## DO THIS
Copy the lines of the data below word for word, from the line that contains "y2-tick-label: 4 — [830, 96, 843, 125]" through the last line of the data, including both.

## Region annotation records
--- begin ---

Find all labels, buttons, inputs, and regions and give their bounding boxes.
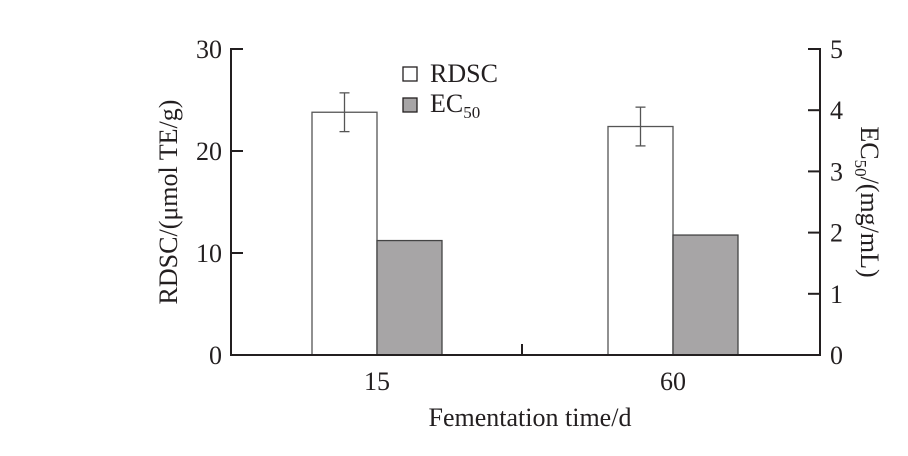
y2-tick-label: 4 — [830, 96, 843, 125]
y2-tick-label: 0 — [830, 341, 843, 370]
bar-rdsc-60 — [607, 125, 674, 356]
bar-ec50-60 — [672, 234, 739, 356]
y2-tick-label: 5 — [830, 35, 843, 64]
legend-label-rdsc: RDSC — [430, 59, 498, 88]
y2-tick-label: 3 — [830, 157, 843, 186]
left-ticks: 0 10 20 30 — [196, 35, 243, 370]
legend: RDSC EC50 — [402, 59, 498, 122]
legend-ec-sub: 50 — [463, 103, 480, 122]
bar-ec50-15 — [376, 239, 443, 356]
x-tick-label: 15 — [364, 367, 390, 396]
y-axis-label: RDSC/(μmol TE/g) — [154, 100, 183, 305]
y2-label-main: EC — [855, 126, 884, 159]
legend-swatch-ec50 — [402, 97, 418, 113]
legend-ec-main: EC — [430, 89, 463, 118]
legend-swatch-rdsc — [402, 66, 418, 82]
y2-tick-label: 2 — [830, 219, 843, 248]
bar-rdsc-15 — [311, 111, 378, 356]
y-tick-label: 30 — [196, 35, 222, 64]
y2-label-rest: /(mg/mL) — [855, 177, 884, 278]
y-tick-label: 10 — [196, 239, 222, 268]
right-ticks: 0 1 2 3 4 5 — [808, 35, 843, 370]
y2-label-sub: 50 — [851, 160, 870, 177]
y-tick-label: 0 — [209, 341, 222, 370]
bars-group — [311, 92, 739, 356]
y2-tick-label: 1 — [830, 280, 843, 309]
legend-label-ec50: EC50 — [430, 89, 480, 122]
y2-axis-label: EC50/(mg/mL) — [851, 126, 884, 277]
x-tick-label: 60 — [660, 367, 686, 396]
x-axis-label: Fementation time/d — [429, 403, 632, 432]
axes-group — [230, 48, 821, 356]
x-tick-labels: 15 60 — [364, 367, 686, 396]
y-tick-label: 20 — [196, 137, 222, 166]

--- end ---

## RESULT
y2-tick-label: 4 — [830, 96, 843, 125]
y2-tick-label: 0 — [830, 341, 843, 370]
bar-rdsc-60 — [607, 125, 674, 356]
bar-ec50-60 — [672, 234, 739, 356]
y2-tick-label: 5 — [830, 35, 843, 64]
legend-label-rdsc: RDSC — [430, 59, 498, 88]
y2-tick-label: 3 — [830, 157, 843, 186]
left-ticks: 0 10 20 30 — [196, 35, 243, 370]
legend: RDSC EC50 — [402, 59, 498, 122]
legend-ec-sub: 50 — [463, 103, 480, 122]
bar-ec50-15 — [376, 239, 443, 356]
x-tick-label: 15 — [364, 367, 390, 396]
y-axis-label: RDSC/(μmol TE/g) — [154, 100, 183, 305]
y2-label-main: EC — [855, 126, 884, 159]
legend-swatch-ec50 — [402, 97, 418, 113]
legend-ec-main: EC — [430, 89, 463, 118]
legend-swatch-rdsc — [402, 66, 418, 82]
y2-tick-label: 2 — [830, 219, 843, 248]
bar-rdsc-15 — [311, 111, 378, 356]
y-tick-label: 30 — [196, 35, 222, 64]
y2-label-rest: /(mg/mL) — [855, 177, 884, 278]
y-tick-label: 10 — [196, 239, 222, 268]
right-ticks: 0 1 2 3 4 5 — [808, 35, 843, 370]
y2-label-sub: 50 — [851, 160, 870, 177]
y-tick-label: 0 — [209, 341, 222, 370]
bars-group — [311, 92, 739, 356]
y2-tick-label: 1 — [830, 280, 843, 309]
legend-label-ec50: EC50 — [430, 89, 480, 122]
y2-axis-label: EC50/(mg/mL) — [851, 126, 884, 277]
x-tick-label: 60 — [660, 367, 686, 396]
x-axis-label: Fementation time/d — [429, 403, 632, 432]
axes-group — [230, 48, 821, 356]
x-tick-labels: 15 60 — [364, 367, 686, 396]
y-tick-label: 20 — [196, 137, 222, 166]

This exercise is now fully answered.